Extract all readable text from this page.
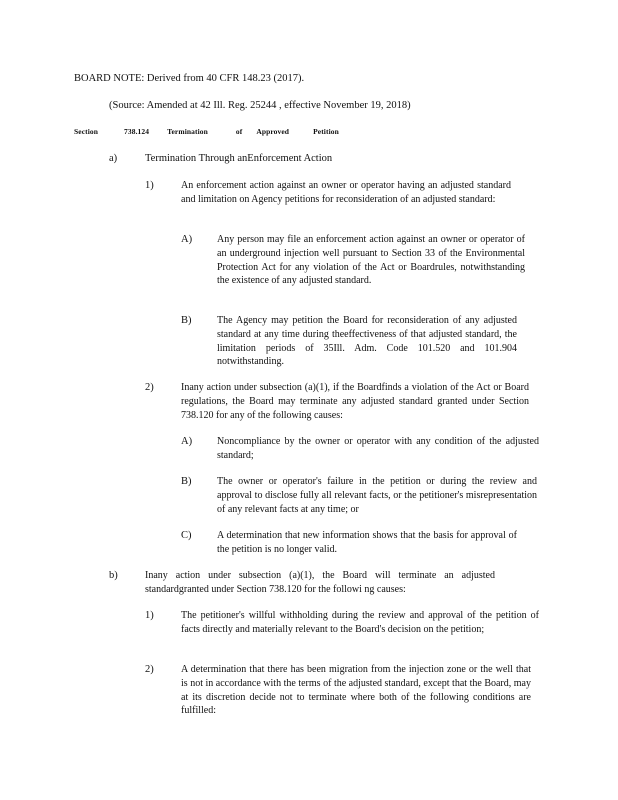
BOARD NOTE: Derived from 40 CFR 148.23 (2017).
(Source: Amended at 42 Ill. Reg. 25244 , effective November 19, 2018)
Section	738.124 Termination	of Approved	Petition
a)	Termination Through anEnforcement Action
1)	An enforcement action against an owner or operator having an adjusted standard and limitation on Agency petitions for reconsideration of an adjusted standard:
A) Any person may file an enforcement action against an owner or operator of an underground injection well pursuant to Section 33 of the Environmental Protection Act for any violation of the Act or Boardrules, notwithstanding the existence of any adjusted standard.
B)	The Agency may petition the Board for reconsideration of any adjusted standard at any time during theeffectiveness of that adjusted standard, the limitation periods of 35Ill. Adm. Code 101.520 and 101.904 notwithstanding.
2)	Inany action under subsection (a)(1), if the Boardfinds a violation of the Act or Board regulations, the Board may terminate any adjusted standard granted under Section 738.120 for any of the following causes:
A) Noncompliance by the owner or operator with any condition of the adjusted standard;
B)	The owner or operator's failure in the petition or during the review and approval to disclose fully all relevant facts, or the petitioner's misrepresentation of any relevant facts at any time; or
C)	A determination that new information shows that the basis for approval of the petition is no longer valid.
b)	Inany action under subsection (a)(1), the Board will terminate an adjusted standardgranted under Section 738.120 for the followi ng causes:
1)	The petitioner's willful withholding during the review and approval of the petition of facts directly and materially relevant to the Board's decision on the petition;
2)	A determination that there has been migration from the injection zone or the well that is not in accordance with the terms of the adjusted standard, except that the Board, may at its discretion decide not to terminate where both of the following conditions are fulfilled:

-------------------------

- _WHAT THE TASK REQUIRES_:
Collect every line above that contains the word "limitation".

- _ANSWER TO THE PROBLEM_:
1)	An enforcement action against an owner or operator having an adjusted standard and limitation on Agency petitions for reconsideration of an adjusted standard:
B)	The Agency may petition the Board for reconsideration of any adjusted standard at any time during theeffectiveness of that adjusted standard, the limitation periods of 35Ill. Adm. Code 101.520 and 101.904 notwithstanding.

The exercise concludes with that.